**Data provided**

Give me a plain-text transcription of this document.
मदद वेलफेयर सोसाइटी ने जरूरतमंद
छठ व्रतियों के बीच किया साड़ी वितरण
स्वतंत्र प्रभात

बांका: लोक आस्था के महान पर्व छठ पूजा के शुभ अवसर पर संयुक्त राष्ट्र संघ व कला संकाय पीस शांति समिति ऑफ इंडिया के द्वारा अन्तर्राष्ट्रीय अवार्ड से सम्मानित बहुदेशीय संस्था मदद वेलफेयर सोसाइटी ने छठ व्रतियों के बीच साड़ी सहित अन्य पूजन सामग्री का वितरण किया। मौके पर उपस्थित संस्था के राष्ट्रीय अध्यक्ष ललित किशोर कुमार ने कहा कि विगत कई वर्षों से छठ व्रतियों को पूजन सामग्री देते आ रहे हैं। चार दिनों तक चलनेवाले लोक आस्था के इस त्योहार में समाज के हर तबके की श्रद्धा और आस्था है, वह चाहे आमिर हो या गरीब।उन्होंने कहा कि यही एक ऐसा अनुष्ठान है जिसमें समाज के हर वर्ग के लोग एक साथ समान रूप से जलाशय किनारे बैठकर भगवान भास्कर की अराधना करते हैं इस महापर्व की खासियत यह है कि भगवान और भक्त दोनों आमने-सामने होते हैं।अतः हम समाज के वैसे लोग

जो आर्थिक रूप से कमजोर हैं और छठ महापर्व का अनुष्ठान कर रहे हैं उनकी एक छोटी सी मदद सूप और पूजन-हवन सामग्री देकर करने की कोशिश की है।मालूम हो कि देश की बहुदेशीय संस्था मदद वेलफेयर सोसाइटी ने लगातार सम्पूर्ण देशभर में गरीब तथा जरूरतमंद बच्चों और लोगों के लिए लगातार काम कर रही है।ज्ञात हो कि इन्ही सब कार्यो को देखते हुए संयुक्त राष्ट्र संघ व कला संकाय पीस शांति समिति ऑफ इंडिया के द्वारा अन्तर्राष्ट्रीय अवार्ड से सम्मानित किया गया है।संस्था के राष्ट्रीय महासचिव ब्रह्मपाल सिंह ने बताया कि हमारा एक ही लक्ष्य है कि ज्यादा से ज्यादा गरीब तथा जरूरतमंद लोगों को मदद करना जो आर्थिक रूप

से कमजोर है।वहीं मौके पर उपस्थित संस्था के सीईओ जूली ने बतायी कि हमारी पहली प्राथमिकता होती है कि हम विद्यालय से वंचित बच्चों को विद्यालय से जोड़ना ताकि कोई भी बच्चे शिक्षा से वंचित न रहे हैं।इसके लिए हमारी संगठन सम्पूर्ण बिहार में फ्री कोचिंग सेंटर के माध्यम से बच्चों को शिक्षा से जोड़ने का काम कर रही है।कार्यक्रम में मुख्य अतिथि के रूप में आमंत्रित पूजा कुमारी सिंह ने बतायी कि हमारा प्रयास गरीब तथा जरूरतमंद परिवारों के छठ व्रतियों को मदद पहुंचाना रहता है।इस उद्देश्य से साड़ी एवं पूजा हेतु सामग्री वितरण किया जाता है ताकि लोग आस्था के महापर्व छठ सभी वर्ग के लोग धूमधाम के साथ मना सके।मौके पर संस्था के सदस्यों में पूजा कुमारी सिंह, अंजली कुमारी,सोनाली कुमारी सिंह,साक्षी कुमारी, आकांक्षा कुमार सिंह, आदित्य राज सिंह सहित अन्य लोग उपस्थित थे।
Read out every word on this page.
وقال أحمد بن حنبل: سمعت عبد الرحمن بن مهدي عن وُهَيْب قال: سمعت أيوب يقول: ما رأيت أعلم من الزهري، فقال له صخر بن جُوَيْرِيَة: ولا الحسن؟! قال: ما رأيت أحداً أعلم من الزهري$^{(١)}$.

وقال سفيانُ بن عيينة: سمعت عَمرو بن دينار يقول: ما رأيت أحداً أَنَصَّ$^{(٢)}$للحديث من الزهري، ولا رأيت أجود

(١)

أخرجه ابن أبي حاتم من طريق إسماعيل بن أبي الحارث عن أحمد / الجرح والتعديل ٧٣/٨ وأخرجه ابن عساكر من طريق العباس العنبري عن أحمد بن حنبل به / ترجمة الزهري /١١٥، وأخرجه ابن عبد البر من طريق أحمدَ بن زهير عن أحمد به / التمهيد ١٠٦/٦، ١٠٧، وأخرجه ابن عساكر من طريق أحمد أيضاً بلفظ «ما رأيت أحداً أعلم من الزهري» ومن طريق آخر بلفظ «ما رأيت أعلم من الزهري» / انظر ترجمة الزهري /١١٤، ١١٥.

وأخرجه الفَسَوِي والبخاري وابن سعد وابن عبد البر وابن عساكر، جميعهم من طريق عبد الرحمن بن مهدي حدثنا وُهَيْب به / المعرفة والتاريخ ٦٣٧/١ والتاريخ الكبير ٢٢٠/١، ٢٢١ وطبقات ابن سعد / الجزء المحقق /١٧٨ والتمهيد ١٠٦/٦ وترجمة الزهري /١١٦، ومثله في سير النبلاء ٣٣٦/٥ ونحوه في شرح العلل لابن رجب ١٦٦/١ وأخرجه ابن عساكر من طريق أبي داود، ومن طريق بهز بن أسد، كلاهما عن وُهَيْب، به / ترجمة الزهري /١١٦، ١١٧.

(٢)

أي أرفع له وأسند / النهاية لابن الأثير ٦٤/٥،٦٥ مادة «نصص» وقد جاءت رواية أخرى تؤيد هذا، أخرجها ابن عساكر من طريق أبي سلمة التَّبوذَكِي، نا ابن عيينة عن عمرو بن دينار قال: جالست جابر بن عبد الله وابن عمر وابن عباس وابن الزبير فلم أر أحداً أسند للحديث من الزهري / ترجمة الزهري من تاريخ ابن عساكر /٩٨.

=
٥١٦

**Task to complete**
Reproduce each entry above exactly, keeping every word.

**Task result**
Give me a plain-text transcription of this document.
मदद वेलफेयर सोसाइटी ने जरूरतमंद
छठ व्रतियों के बीच किया साड़ी वितरण
स्वतंत्र प्रभात

बांका: लोक आस्था के महान पर्व छठ पूजा के शुभ अवसर पर संयुक्त राष्ट्र संघ व कला संकाय पीस शांति समिति ऑफ इंडिया के द्वारा अन्तर्राष्ट्रीय अवार्ड से सम्मानित बहुदेशीय संस्था मदद वेलफेयर सोसाइटी ने छठ व्रतियों के बीच साड़ी सहित अन्य पूजन सामग्री का वितरण किया। मौके पर उपस्थित संस्था के राष्ट्रीय अध्यक्ष ललित किशोर कुमार ने कहा कि विगत कई वर्षों से छठ व्रतियों को पूजन सामग्री देते आ रहे हैं। चार दिनों तक चलनेवाले लोक आस्था के इस त्योहार में समाज के हर तबके की श्रद्धा और आस्था है, वह चाहे आमिर हो या गरीब।उन्होंने कहा कि यही एक ऐसा अनुष्ठान है जिसमें समाज के हर वर्ग के लोग एक साथ समान रूप से जलाशय किनारे बैठकर भगवान भास्कर की अराधना करते हैं इस महापर्व की खासियत यह है कि भगवान और भक्त दोनों आमने-सामने होते हैं।अतः हम समाज के वैसे लोग

जो आर्थिक रूप से कमजोर हैं और छठ महापर्व का अनुष्ठान कर रहे हैं उनकी एक छोटी सी मदद सूप और पूजन-हवन सामग्री देकर करने की कोशिश की है।मालूम हो कि देश की बहुदेशीय संस्था मदद वेलफेयर सोसाइटी ने लगातार सम्पूर्ण देशभर में गरीब तथा जरूरतमंद बच्चों और लोगों के लिए लगातार काम कर रही है।ज्ञात हो कि इन्ही सब कार्यो को देखते हुए संयुक्त राष्ट्र संघ व कला संकाय पीस शांति समिति ऑफ इंडिया के द्वारा अन्तर्राष्ट्रीय अवार्ड से सम्मानित किया गया है।संस्था के राष्ट्रीय महासचिव ब्रह्मपाल सिंह ने बताया कि हमारा एक ही लक्ष्य है कि ज्यादा से ज्यादा गरीब तथा जरूरतमंद लोगों को मदद करना जो आर्थिक रूप

से कमजोर है।वहीं मौके पर उपस्थित संस्था के सीईओ जूली ने बतायी कि हमारी पहली प्राथमिकता होती है कि हम विद्यालय से वंचित बच्चों को विद्यालय से जोड़ना ताकि कोई भी बच्चे शिक्षा से वंचित न रहे हैं।इसके लिए हमारी संगठन सम्पूर्ण बिहार में फ्री कोचिंग सेंटर के माध्यम से बच्चों को शिक्षा से जोड़ने का काम कर रही है।कार्यक्रम में मुख्य अतिथि के रूप में आमंत्रित पूजा कुमारी सिंह ने बतायी कि हमारा प्रयास गरीब तथा जरूरतमंद परिवारों के छठ व्रतियों को मदद पहुंचाना रहता है।इस उद्देश्य से साड़ी एवं पूजा हेतु सामग्री वितरण किया जाता है ताकि लोग आस्था के महापर्व छठ सभी वर्ग के लोग धूमधाम के साथ मना सके।मौके पर संस्था के सदस्यों में पूजा कुमारी सिंह, अंजली कुमारी,सोनाली कुमारी सिंह,साक्षी कुमारी, आकांक्षा कुमार सिंह, आदित्य राज सिंह सहित अन्य लोग उपस्थित थे।
Read out every word on this page.
وقال أحمد بن حنبل: سمعت عبد الرحمن بن مهدي عن وُهَيْب قال: سمعت أيوب يقول: ما رأيت أعلم من الزهري، فقال له صخر بن جُوَيْرِيَة: ولا الحسن؟! قال: ما رأيت أحداً أعلم من الزهري$^{(١)}$.

وقال سفيانُ بن عيينة: سمعت عَمرو بن دينار يقول: ما رأيت أحداً أَنَصَّ$^{(٢)}$للحديث من الزهري، ولا رأيت أجود

(١)

أخرجه ابن أبي حاتم من طريق إسماعيل بن أبي الحارث عن أحمد / الجرح والتعديل ٧٣/٨ وأخرجه ابن عساكر من طريق العباس العنبري عن أحمد بن حنبل به / ترجمة الزهري /١١٥، وأخرجه ابن عبد البر من طريق أحمدَ بن زهير عن أحمد به / التمهيد ١٠٦/٦، ١٠٧، وأخرجه ابن عساكر من طريق أحمد أيضاً بلفظ «ما رأيت أحداً أعلم من الزهري» ومن طريق آخر بلفظ «ما رأيت أعلم من الزهري» / انظر ترجمة الزهري /١١٤، ١١٥.

وأخرجه الفَسَوِي والبخاري وابن سعد وابن عبد البر وابن عساكر، جميعهم من طريق عبد الرحمن بن مهدي حدثنا وُهَيْب به / المعرفة والتاريخ ٦٣٧/١ والتاريخ الكبير ٢٢٠/١، ٢٢١ وطبقات ابن سعد / الجزء المحقق /١٧٨ والتمهيد ١٠٦/٦ وترجمة الزهري /١١٦، ومثله في سير النبلاء ٣٣٦/٥ ونحوه في شرح العلل لابن رجب ١٦٦/١ وأخرجه ابن عساكر من طريق أبي داود، ومن طريق بهز بن أسد، كلاهما عن وُهَيْب، به / ترجمة الزهري /١١٦، ١١٧.

(٢)

أي أرفع له وأسند / النهاية لابن الأثير ٦٤/٥،٦٥ مادة «نصص» وقد جاءت رواية أخرى تؤيد هذا، أخرجها ابن عساكر من طريق أبي سلمة التَّبوذَكِي، نا ابن عيينة عن عمرو بن دينار قال: جالست جابر بن عبد الله وابن عمر وابن عباس وابن الزبير فلم أر أحداً أسند للحديث من الزهري / ترجمة الزهري من تاريخ ابن عساكر /٩٨.

=
٥١٦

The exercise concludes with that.